## Текст для чтения
А также является ли невоздержным только тот, кто не придерживается какого бы то ни было сознательного выбора и какого бы то ни было суждения, или только тот, кто не придерживается неложного суждения и правильного выбора? Таков поставленный ранее вопрос. Но может быть, только привходящим образом человек придерживается любого выбора, а по сути (kath'hayto) один придерживается, другой не придерживается только истинного суждения и правильного выбора? Ведь если что-то определенное избирают или преследуют ради чего-то определенного, то, по сути, преследуют и избирают «то, [ради чего]»; а первое — привходящим образом. Понятие «по сути» означает для нас «безусловно» (haplos). Итак, получается: хотя в каком-то смысле человек придерживается мнения любого рода, так же как и отступает от него, но в безусловном смысле [один придерживается, а другой отступает] от истинного мнения.
Есть люди, которые крепко держатся своих взглядов, их зовут упрямыми (iskhyrognomones), т. е. это такие, кого трудно убедить (dyspeistoi) и нелегко заставить изменить убеждения (oyk eymetapeistoi). У них есть какое-то сходство с воздержным, так же как у мота со щедрым и у смельчака с отважным, но во многом они различны. Ведь воздержным будет не переменившийся под влиянием страсти и влечения, хотя при известных обстоятельствах и он поддается убеждению. А те, другие, не убеждаются рассуждением, поскольку все-таки восприимчивы к влечениям и большинство ведомо удовольствиями.
Упрямы самоуверенные (idiognomones), неучи и неотесанные, причем самоуверенные упрямы из-за удовольствия и страдания; действительно, они радуются победе, когда не дадут себя переубедить, и страдают, когда их [мнения] отводятся, наподобие поставленного на голосование. Этим они больше похожи на невоздержных, чем на воздержных.
Есть и такие, кто не придерживается [своих собственных] мнений, но не из-за невоздержности; таков, например, в Софокловом «Филоктете» Неоптолем: пусть он из-за удовольствия не стал держаться [своего], но это удовольствие прекрасно, ибо для Неоптолема прекрасно было говорить правду, а Одиссей убедил его обманывать. Действительно, не всякий, кто совершает известный поступок ради удовольствия, является распущенным, дурным или невоздержным, но только тот, кто делает это ради некоторого постыдного [удовольствия].

## Цель задания
Процитируйте, пожалуйста, фрагмент текста о невоздержности от слов «Упрямы самоуверенные (idiognomones), неучи» до слов «некоторого постыдного [удовольствия].» включительно. Записи, приведённые далее, в работе не используются.

## Выдержки из записей

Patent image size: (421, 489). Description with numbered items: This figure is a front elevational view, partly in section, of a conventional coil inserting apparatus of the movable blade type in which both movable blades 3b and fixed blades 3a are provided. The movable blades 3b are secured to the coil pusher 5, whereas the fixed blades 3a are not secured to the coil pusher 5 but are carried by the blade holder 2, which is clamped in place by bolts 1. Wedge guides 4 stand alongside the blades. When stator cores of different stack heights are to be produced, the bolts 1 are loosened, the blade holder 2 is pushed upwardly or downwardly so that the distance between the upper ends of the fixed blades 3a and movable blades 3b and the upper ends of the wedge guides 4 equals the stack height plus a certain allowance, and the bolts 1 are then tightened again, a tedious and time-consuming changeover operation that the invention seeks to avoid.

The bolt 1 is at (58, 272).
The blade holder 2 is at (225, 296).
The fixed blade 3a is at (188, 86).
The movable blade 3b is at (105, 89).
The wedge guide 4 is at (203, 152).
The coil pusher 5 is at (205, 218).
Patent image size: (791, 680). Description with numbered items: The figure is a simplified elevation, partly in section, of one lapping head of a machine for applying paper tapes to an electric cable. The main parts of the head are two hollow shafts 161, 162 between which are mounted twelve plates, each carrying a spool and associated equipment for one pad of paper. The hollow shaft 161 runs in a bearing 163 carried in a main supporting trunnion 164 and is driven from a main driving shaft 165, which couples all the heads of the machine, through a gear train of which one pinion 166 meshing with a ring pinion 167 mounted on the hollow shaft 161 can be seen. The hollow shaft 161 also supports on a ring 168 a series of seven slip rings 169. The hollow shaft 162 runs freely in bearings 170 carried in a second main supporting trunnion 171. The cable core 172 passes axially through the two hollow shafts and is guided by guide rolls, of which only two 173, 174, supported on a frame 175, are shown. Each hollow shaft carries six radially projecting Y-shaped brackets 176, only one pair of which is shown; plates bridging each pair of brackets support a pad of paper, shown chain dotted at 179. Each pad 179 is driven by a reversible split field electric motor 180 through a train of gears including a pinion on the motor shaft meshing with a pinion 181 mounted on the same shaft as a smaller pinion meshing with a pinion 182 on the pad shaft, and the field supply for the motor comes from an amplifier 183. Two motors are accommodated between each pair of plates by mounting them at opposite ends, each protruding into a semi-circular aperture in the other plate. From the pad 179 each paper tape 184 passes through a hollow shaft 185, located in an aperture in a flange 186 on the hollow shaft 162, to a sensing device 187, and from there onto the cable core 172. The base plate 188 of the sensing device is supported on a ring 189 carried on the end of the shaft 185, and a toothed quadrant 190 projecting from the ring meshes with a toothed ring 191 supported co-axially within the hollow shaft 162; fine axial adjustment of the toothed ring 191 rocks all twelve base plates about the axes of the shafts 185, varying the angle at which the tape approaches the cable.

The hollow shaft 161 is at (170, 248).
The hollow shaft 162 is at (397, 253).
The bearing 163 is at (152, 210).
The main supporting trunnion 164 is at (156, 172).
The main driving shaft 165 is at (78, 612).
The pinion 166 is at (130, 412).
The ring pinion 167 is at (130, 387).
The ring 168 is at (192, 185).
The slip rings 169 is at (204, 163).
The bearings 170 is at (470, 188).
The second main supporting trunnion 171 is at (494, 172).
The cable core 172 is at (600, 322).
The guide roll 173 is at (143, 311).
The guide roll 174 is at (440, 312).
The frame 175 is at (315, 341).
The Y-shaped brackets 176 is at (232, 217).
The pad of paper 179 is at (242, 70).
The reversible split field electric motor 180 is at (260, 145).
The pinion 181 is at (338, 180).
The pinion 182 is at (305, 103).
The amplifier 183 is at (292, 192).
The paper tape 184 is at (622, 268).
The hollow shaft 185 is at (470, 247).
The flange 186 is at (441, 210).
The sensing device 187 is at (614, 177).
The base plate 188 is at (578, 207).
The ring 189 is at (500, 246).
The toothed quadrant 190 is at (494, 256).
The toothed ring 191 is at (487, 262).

## Ответ ниже
Упрямы самоуверенные (idiognomones), неучи и неотесанные, причем самоуверенные упрямы из-за удовольствия и страдания; действительно, они радуются победе, когда не дадут себя переубедить, и страдают, когда их [мнения] отводятся, наподобие поставленного на голосование. Этим они больше похожи на невоздержных, чем на воздержных.
Есть и такие, кто не придерживается [своих собственных] мнений, но не из-за невоздержности; таков, например, в Софокловом «Филоктете» Неоптолем: пусть он из-за удовольствия не стал держаться [своего], но это удовольствие прекрасно, ибо для Неоптолема прекрасно было говорить правду, а Одиссей убедил его обманывать. Действительно, не всякий, кто совершает известный поступок ради удовольствия, является распущенным, дурным или невоздержным, но только тот, кто делает это ради некоторого постыдного [удовольствия].